## Request
Write out the material word for word, starting at its first line and ending at the line that contains "note-label: Turkish Rose".

## Entries supplied
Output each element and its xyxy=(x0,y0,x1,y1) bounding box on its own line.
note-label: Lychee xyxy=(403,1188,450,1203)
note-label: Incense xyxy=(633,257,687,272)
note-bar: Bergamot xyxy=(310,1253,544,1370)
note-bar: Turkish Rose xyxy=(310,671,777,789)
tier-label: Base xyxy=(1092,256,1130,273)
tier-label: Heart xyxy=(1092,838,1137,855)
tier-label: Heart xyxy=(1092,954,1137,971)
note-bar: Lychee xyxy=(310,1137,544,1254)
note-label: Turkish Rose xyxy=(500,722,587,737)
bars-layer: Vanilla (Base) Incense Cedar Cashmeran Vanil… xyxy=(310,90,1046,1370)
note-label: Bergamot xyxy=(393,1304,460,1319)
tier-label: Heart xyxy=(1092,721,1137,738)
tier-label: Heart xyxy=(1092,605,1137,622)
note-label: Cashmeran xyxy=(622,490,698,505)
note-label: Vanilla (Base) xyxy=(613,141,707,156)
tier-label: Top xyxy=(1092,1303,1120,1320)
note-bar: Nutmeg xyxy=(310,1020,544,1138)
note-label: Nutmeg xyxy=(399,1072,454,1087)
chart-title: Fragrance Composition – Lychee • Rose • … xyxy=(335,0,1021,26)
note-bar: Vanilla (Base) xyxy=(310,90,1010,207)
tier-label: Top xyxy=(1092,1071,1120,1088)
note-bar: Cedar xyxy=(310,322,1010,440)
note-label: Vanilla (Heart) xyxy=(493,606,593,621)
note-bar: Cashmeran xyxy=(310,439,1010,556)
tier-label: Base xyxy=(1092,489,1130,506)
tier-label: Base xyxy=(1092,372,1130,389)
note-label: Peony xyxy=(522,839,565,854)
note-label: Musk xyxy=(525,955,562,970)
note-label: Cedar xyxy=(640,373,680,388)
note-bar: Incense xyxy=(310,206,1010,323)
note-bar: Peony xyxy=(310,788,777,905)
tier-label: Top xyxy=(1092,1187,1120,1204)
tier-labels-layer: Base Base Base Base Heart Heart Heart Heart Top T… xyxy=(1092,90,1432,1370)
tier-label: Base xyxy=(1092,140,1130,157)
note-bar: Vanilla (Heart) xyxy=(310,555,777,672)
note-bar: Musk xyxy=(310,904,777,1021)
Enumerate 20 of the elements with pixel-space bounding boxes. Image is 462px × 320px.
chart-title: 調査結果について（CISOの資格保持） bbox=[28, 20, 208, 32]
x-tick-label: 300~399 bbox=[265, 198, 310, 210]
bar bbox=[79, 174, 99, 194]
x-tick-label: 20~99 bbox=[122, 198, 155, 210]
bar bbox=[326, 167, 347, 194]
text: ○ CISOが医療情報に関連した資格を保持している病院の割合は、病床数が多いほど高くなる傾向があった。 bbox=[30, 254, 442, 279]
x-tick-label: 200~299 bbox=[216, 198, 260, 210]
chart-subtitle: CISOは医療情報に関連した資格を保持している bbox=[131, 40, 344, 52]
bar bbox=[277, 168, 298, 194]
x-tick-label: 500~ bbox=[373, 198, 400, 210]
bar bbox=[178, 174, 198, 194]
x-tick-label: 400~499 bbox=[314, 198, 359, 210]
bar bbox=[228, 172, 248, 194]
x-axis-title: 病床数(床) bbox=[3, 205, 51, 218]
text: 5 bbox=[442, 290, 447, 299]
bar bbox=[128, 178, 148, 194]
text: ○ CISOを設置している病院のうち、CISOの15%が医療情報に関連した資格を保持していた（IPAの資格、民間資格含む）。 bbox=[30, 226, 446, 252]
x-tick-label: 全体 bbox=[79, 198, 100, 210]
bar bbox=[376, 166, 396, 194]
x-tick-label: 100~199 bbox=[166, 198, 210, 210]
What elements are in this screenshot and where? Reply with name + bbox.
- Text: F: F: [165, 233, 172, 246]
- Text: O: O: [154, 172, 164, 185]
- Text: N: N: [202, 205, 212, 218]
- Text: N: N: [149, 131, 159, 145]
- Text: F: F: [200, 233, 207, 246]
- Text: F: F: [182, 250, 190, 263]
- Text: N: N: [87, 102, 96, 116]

## Result of the exercise
Output each element and its xyxy=(x0,y0,x1,y1) bounding box on its own line.
note-label: Lychee xyxy=(403,1188,450,1203)
note-label: Incense xyxy=(633,257,687,272)
note-bar: Bergamot xyxy=(310,1253,544,1370)
note-bar: Turkish Rose xyxy=(310,671,777,789)
tier-label: Base xyxy=(1092,256,1130,273)
tier-label: Heart xyxy=(1092,838,1137,855)
tier-label: Heart xyxy=(1092,954,1137,971)
note-bar: Lychee xyxy=(310,1137,544,1254)
note-label: Turkish Rose xyxy=(500,722,587,737)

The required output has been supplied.